### Exercise brief
Rewrite the listing from its first line through the line with "y-tick-label: 40 [42, 291, 54, 303]", replacing "y-bracket" with "y-marker" everywhere it occurs and leaving everything else unchanged.

### Available records
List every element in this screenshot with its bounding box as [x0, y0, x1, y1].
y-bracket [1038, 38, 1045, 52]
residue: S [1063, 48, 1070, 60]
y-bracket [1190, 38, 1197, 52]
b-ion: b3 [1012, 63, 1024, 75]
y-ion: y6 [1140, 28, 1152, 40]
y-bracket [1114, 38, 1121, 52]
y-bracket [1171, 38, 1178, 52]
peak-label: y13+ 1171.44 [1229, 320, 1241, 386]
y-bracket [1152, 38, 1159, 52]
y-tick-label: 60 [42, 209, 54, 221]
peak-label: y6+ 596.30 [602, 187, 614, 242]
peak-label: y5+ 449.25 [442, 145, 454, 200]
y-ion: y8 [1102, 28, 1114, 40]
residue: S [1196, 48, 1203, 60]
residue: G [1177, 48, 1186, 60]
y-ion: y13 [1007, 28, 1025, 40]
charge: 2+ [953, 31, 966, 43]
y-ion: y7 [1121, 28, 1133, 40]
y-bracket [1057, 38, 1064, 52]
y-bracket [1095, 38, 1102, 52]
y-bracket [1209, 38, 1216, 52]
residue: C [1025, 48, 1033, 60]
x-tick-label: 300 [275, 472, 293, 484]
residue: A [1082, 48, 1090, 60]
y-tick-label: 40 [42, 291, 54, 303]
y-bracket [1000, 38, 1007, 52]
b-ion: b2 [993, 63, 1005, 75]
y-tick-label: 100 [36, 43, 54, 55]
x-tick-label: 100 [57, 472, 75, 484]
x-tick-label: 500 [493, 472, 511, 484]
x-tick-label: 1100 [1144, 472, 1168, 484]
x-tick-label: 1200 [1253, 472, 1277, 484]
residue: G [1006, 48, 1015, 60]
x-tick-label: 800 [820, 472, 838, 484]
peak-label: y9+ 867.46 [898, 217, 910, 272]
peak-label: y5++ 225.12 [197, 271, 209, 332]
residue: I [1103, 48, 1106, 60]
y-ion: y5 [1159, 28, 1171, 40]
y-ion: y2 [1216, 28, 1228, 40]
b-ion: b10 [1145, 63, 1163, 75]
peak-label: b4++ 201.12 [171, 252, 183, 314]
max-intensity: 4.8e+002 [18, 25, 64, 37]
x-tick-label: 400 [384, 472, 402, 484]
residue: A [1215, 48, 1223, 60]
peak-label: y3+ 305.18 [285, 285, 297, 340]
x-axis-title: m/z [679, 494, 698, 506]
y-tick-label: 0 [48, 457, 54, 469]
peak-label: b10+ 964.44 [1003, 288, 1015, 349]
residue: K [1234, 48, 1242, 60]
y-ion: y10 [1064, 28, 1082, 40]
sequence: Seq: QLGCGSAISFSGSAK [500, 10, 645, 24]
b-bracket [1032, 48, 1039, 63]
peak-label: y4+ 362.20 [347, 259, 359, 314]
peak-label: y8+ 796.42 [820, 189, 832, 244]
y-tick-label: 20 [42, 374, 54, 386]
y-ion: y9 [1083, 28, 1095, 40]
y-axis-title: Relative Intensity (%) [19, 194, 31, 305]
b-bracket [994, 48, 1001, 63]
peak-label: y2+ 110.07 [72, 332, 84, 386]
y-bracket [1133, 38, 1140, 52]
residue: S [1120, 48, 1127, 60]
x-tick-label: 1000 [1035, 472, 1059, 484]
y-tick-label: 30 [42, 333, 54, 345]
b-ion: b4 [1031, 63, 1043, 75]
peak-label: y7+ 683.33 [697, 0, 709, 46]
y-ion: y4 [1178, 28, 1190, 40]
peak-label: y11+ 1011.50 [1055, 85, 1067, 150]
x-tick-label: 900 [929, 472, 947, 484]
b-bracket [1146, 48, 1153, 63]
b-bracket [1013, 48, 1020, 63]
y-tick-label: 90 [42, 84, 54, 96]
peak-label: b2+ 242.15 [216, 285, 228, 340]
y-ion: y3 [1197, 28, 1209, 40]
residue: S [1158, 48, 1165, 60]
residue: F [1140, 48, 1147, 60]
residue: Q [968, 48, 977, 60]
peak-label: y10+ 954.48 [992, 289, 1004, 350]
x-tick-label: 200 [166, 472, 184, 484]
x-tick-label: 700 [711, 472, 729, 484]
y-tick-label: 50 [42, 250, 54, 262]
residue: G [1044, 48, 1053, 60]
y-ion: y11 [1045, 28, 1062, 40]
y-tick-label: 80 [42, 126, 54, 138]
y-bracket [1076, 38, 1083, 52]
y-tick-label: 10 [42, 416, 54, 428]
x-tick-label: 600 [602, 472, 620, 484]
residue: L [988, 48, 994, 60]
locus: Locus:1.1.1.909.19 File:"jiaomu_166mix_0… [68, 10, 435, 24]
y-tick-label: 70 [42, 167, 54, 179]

### Finished task
List every element in this screenshot with its bounding box as [x0, y0, x1, y1].
y-marker [1038, 38, 1045, 52]
residue: S [1063, 48, 1070, 60]
y-marker [1190, 38, 1197, 52]
b-ion: b3 [1012, 63, 1024, 75]
y-ion: y6 [1140, 28, 1152, 40]
y-marker [1114, 38, 1121, 52]
y-marker [1171, 38, 1178, 52]
peak-label: y13+ 1171.44 [1229, 320, 1241, 386]
y-marker [1152, 38, 1159, 52]
y-tick-label: 60 [42, 209, 54, 221]
peak-label: y6+ 596.30 [602, 187, 614, 242]
peak-label: y5+ 449.25 [442, 145, 454, 200]
y-ion: y8 [1102, 28, 1114, 40]
residue: S [1196, 48, 1203, 60]
residue: G [1177, 48, 1186, 60]
y-ion: y13 [1007, 28, 1025, 40]
charge: 2+ [953, 31, 966, 43]
y-ion: y7 [1121, 28, 1133, 40]
y-marker [1057, 38, 1064, 52]
y-marker [1095, 38, 1102, 52]
y-marker [1209, 38, 1216, 52]
residue: C [1025, 48, 1033, 60]
x-tick-label: 300 [275, 472, 293, 484]
residue: A [1082, 48, 1090, 60]
y-tick-label: 40 [42, 291, 54, 303]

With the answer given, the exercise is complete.